Exercise →
Return every record exactly as written.

Saved data entries:
════════════════

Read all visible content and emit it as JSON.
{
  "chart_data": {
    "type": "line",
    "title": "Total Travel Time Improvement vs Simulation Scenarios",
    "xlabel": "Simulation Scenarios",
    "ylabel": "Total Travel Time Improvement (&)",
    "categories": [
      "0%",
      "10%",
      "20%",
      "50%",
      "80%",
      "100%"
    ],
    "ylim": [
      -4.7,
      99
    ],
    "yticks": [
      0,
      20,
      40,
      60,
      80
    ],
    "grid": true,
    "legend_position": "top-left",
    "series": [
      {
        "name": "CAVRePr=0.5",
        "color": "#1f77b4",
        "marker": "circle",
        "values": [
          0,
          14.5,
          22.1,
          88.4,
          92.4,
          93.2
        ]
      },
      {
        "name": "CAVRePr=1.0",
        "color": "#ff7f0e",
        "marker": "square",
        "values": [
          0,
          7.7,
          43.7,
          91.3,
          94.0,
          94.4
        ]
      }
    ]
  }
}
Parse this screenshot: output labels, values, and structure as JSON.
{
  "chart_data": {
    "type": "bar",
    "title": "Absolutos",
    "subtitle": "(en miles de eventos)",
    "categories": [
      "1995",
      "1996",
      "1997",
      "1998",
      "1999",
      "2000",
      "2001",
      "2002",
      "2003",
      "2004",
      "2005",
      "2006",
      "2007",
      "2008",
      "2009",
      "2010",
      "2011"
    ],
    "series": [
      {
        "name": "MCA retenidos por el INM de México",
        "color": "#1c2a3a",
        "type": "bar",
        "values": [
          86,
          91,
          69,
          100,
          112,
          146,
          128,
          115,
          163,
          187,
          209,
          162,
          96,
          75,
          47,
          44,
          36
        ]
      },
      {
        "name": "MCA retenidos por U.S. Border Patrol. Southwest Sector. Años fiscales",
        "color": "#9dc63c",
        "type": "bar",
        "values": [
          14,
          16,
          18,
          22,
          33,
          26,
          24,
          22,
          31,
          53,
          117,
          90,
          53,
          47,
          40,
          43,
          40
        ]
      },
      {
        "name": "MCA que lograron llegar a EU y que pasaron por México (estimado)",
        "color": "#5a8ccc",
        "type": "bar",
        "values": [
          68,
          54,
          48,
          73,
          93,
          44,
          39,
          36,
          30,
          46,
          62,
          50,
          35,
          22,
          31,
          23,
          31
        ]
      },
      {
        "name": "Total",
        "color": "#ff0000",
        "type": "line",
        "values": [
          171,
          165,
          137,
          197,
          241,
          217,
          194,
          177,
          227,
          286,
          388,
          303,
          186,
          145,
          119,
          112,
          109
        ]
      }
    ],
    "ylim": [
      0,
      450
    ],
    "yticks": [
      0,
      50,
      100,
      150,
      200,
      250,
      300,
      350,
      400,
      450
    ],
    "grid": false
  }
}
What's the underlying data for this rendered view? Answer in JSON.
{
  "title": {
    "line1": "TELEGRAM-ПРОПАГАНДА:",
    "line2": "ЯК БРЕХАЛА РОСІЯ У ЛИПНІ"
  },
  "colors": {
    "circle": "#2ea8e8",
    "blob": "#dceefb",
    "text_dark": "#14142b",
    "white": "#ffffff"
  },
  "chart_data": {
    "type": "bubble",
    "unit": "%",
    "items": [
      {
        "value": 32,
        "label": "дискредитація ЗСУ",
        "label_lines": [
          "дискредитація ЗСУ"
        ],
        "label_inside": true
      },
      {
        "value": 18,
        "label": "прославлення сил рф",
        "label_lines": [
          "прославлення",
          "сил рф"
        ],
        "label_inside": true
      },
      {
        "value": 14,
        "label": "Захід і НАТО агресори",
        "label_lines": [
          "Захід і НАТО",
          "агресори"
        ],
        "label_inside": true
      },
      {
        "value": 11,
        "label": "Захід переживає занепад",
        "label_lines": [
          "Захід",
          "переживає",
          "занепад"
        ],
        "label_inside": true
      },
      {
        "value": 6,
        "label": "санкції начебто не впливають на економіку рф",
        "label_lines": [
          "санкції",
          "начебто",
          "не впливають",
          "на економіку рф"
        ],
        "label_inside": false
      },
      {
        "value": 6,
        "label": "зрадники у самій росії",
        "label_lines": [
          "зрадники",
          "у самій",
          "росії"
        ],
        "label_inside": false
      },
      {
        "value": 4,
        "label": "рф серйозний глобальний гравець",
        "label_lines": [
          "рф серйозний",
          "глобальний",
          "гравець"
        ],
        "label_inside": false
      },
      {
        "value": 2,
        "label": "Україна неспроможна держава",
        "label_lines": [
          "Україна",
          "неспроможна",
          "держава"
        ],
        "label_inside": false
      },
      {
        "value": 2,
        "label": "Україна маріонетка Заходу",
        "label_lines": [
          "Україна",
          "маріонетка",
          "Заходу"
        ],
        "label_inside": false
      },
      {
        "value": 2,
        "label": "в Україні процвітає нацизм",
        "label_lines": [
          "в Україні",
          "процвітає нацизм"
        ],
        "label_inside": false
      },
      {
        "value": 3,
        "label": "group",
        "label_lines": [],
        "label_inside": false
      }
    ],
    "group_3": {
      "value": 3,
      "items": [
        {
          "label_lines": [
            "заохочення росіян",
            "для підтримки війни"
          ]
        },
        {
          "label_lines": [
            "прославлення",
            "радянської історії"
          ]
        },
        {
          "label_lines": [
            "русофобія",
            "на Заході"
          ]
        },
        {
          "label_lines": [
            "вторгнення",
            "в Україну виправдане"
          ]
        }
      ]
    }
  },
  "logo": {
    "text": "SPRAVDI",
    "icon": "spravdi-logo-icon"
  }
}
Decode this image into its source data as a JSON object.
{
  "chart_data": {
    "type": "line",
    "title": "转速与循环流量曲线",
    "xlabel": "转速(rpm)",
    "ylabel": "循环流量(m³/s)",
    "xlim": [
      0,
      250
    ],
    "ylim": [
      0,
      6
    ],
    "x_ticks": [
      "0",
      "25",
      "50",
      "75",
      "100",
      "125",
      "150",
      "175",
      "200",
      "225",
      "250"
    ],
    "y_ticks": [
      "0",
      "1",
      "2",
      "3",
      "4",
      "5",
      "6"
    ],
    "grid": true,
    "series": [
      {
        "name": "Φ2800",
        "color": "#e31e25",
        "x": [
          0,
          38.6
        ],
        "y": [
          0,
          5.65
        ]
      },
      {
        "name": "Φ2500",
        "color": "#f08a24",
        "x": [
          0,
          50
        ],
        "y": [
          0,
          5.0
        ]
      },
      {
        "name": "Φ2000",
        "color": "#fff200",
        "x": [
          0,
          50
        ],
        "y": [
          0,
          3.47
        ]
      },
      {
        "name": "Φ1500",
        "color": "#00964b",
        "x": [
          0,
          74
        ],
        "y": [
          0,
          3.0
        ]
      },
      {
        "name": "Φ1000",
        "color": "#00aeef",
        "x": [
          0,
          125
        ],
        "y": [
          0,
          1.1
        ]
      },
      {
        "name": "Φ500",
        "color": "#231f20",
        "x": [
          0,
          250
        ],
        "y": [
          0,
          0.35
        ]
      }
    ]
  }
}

════════════════

Full answer →
Read all visible content and emit it as JSON.
{
  "chart_data": {
    "type": "line",
    "title": "Total Travel Time Improvement vs Simulation Scenarios",
    "xlabel": "Simulation Scenarios",
    "ylabel": "Total Travel Time Improvement (&)",
    "categories": [
      "0%",
      "10%",
      "20%",
      "50%",
      "80%",
      "100%"
    ],
    "ylim": [
      -4.7,
      99
    ],
    "yticks": [
      0,
      20,
      40,
      60,
      80
    ],
    "grid": true,
    "legend_position": "top-left",
    "series": [
      {
        "name": "CAVRePr=0.5",
        "color": "#1f77b4",
        "marker": "circle",
        "values": [
          0,
          14.5,
          22.1,
          88.4,
          92.4,
          93.2
        ]
      },
      {
        "name": "CAVRePr=1.0",
        "color": "#ff7f0e",
        "marker": "square",
        "values": [
          0,
          7.7,
          43.7,
          91.3,
          94.0,
          94.4
        ]
      }
    ]
  }
}
Parse this screenshot: output labels, values, and structure as JSON.
{
  "chart_data": {
    "type": "bar",
    "title": "Absolutos",
    "subtitle": "(en miles de eventos)",
    "categories": [
      "1995",
      "1996",
      "1997",
      "1998",
      "1999",
      "2000",
      "2001",
      "2002",
      "2003",
      "2004",
      "2005",
      "2006",
      "2007",
      "2008",
      "2009",
      "2010",
      "2011"
    ],
    "series": [
      {
        "name": "MCA retenidos por el INM de México",
        "color": "#1c2a3a",
        "type": "bar",
        "values": [
          86,
          91,
          69,
          100,
          112,
          146,
          128,
          115,
          163,
          187,
          209,
          162,
          96,
          75,
          47,
          44,
          36
        ]
      },
      {
        "name": "MCA retenidos por U.S. Border Patrol. Southwest Sector. Años fiscales",
        "color": "#9dc63c",
        "type": "bar",
        "values": [
          14,
          16,
          18,
          22,
          33,
          26,
          24,
          22,
          31,
          53,
          117,
          90,
          53,
          47,
          40,
          43,
          40
        ]
      },
      {
        "name": "MCA que lograron llegar a EU y que pasaron por México (estimado)",
        "color": "#5a8ccc",
        "type": "bar",
        "values": [
          68,
          54,
          48,
          73,
          93,
          44,
          39,
          36,
          30,
          46,
          62,
          50,
          35,
          22,
          31,
          23,
          31
        ]
      },
      {
        "name": "Total",
        "color": "#ff0000",
        "type": "line",
        "values": [
          171,
          165,
          137,
          197,
          241,
          217,
          194,
          177,
          227,
          286,
          388,
          303,
          186,
          145,
          119,
          112,
          109
        ]
      }
    ],
    "ylim": [
      0,
      450
    ],
    "yticks": [
      0,
      50,
      100,
      150,
      200,
      250,
      300,
      350,
      400,
      450
    ],
    "grid": false
  }
}
What's the underlying data for this rendered view? Answer in JSON.
{
  "title": {
    "line1": "TELEGRAM-ПРОПАГАНДА:",
    "line2": "ЯК БРЕХАЛА РОСІЯ У ЛИПНІ"
  },
  "colors": {
    "circle": "#2ea8e8",
    "blob": "#dceefb",
    "text_dark": "#14142b",
    "white": "#ffffff"
  },
  "chart_data": {
    "type": "bubble",
    "unit": "%",
    "items": [
      {
        "value": 32,
        "label": "дискредитація ЗСУ",
        "label_lines": [
          "дискредитація ЗСУ"
        ],
        "label_inside": true
      },
      {
        "value": 18,
        "label": "прославлення сил рф",
        "label_lines": [
          "прославлення",
          "сил рф"
        ],
        "label_inside": true
      },
      {
        "value": 14,
        "label": "Захід і НАТО агресори",
        "label_lines": [
          "Захід і НАТО",
          "агресори"
        ],
        "label_inside": true
      },
      {
        "value": 11,
        "label": "Захід переживає занепад",
        "label_lines": [
          "Захід",
          "переживає",
          "занепад"
        ],
        "label_inside": true
      },
      {
        "value": 6,
        "label": "санкції начебто не впливають на економіку рф",
        "label_lines": [
          "санкції",
          "начебто",
          "не впливають",
          "на економіку рф"
        ],
        "label_inside": false
      },
      {
        "value": 6,
        "label": "зрадники у самій росії",
        "label_lines": [
          "зрадники",
          "у самій",
          "росії"
        ],
        "label_inside": false
      },
      {
        "value": 4,
        "label": "рф серйозний глобальний гравець",
        "label_lines": [
          "рф серйозний",
          "глобальний",
          "гравець"
        ],
        "label_inside": false
      },
      {
        "value": 2,
        "label": "Україна неспроможна держава",
        "label_lines": [
          "Україна",
          "неспроможна",
          "держава"
        ],
        "label_inside": false
      },
      {
        "value": 2,
        "label": "Україна маріонетка Заходу",
        "label_lines": [
          "Україна",
          "маріонетка",
          "Заходу"
        ],
        "label_inside": false
      },
      {
        "value": 2,
        "label": "в Україні процвітає нацизм",
        "label_lines": [
          "в Україні",
          "процвітає нацизм"
        ],
        "label_inside": false
      },
      {
        "value": 3,
        "label": "group",
        "label_lines": [],
        "label_inside": false
      }
    ],
    "group_3": {
      "value": 3,
      "items": [
        {
          "label_lines": [
            "заохочення росіян",
            "для підтримки війни"
          ]
        },
        {
          "label_lines": [
            "прославлення",
            "радянської історії"
          ]
        },
        {
          "label_lines": [
            "русофобія",
            "на Заході"
          ]
        },
        {
          "label_lines": [
            "вторгнення",
            "в Україну виправдане"
          ]
        }
      ]
    }
  },
  "logo": {
    "text": "SPRAVDI",
    "icon": "spravdi-logo-icon"
  }
}
Decode this image into its source data as a JSON object.
{
  "chart_data": {
    "type": "line",
    "title": "转速与循环流量曲线",
    "xlabel": "转速(rpm)",
    "ylabel": "循环流量(m³/s)",
    "xlim": [
      0,
      250
    ],
    "ylim": [
      0,
      6
    ],
    "x_ticks": [
      "0",
      "25",
      "50",
      "75",
      "100",
      "125",
      "150",
      "175",
      "200",
      "225",
      "250"
    ],
    "y_ticks": [
      "0",
      "1",
      "2",
      "3",
      "4",
      "5",
      "6"
    ],
    "grid": true,
    "series": [
      {
        "name": "Φ2800",
        "color": "#e31e25",
        "x": [
          0,
          38.6
        ],
        "y": [
          0,
          5.65
        ]
      },
      {
        "name": "Φ2500",
        "color": "#f08a24",
        "x": [
          0,
          50
        ],
        "y": [
          0,
          5.0
        ]
      },
      {
        "name": "Φ2000",
        "color": "#fff200",
        "x": [
          0,
          50
        ],
        "y": [
          0,
          3.47
        ]
      },
      {
        "name": "Φ1500",
        "color": "#00964b",
        "x": [
          0,
          74
        ],
        "y": [
          0,
          3.0
        ]
      },
      {
        "name": "Φ1000",
        "color": "#00aeef",
        "x": [
          0,
          125
        ],
        "y": [
          0,
          1.1
        ]
      },
      {
        "name": "Φ500",
        "color": "#231f20",
        "x": [
          0,
          250
        ],
        "y": [
          0,
          0.35
        ]
      }
    ]
  }
}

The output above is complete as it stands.